Records for the exercise ::

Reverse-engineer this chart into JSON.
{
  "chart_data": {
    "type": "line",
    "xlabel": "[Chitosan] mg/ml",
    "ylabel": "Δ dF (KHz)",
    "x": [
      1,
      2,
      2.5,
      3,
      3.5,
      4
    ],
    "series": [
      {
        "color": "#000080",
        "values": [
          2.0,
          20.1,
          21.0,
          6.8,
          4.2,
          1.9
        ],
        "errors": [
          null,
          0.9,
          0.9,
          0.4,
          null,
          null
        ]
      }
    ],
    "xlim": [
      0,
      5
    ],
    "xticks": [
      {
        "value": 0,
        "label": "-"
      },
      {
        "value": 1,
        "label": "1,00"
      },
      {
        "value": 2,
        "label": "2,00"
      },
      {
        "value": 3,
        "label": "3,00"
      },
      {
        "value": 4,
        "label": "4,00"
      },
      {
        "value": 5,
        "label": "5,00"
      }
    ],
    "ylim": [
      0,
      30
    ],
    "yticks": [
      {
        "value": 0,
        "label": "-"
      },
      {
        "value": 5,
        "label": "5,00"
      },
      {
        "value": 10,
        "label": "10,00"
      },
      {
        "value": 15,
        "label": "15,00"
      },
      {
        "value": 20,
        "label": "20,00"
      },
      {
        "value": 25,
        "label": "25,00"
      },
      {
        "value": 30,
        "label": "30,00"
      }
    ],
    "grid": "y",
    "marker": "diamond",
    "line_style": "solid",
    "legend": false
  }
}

Set problem ::
Each record above must be given again exactly.

Task output ::
Reverse-engineer this chart into JSON.
{
  "chart_data": {
    "type": "line",
    "xlabel": "[Chitosan] mg/ml",
    "ylabel": "Δ dF (KHz)",
    "x": [
      1,
      2,
      2.5,
      3,
      3.5,
      4
    ],
    "series": [
      {
        "color": "#000080",
        "values": [
          2.0,
          20.1,
          21.0,
          6.8,
          4.2,
          1.9
        ],
        "errors": [
          null,
          0.9,
          0.9,
          0.4,
          null,
          null
        ]
      }
    ],
    "xlim": [
      0,
      5
    ],
    "xticks": [
      {
        "value": 0,
        "label": "-"
      },
      {
        "value": 1,
        "label": "1,00"
      },
      {
        "value": 2,
        "label": "2,00"
      },
      {
        "value": 3,
        "label": "3,00"
      },
      {
        "value": 4,
        "label": "4,00"
      },
      {
        "value": 5,
        "label": "5,00"
      }
    ],
    "ylim": [
      0,
      30
    ],
    "yticks": [
      {
        "value": 0,
        "label": "-"
      },
      {
        "value": 5,
        "label": "5,00"
      },
      {
        "value": 10,
        "label": "10,00"
      },
      {
        "value": 15,
        "label": "15,00"
      },
      {
        "value": 20,
        "label": "20,00"
      },
      {
        "value": 25,
        "label": "25,00"
      },
      {
        "value": 30,
        "label": "30,00"
      }
    ],
    "grid": "y",
    "marker": "diamond",
    "line_style": "solid",
    "legend": false
  }
}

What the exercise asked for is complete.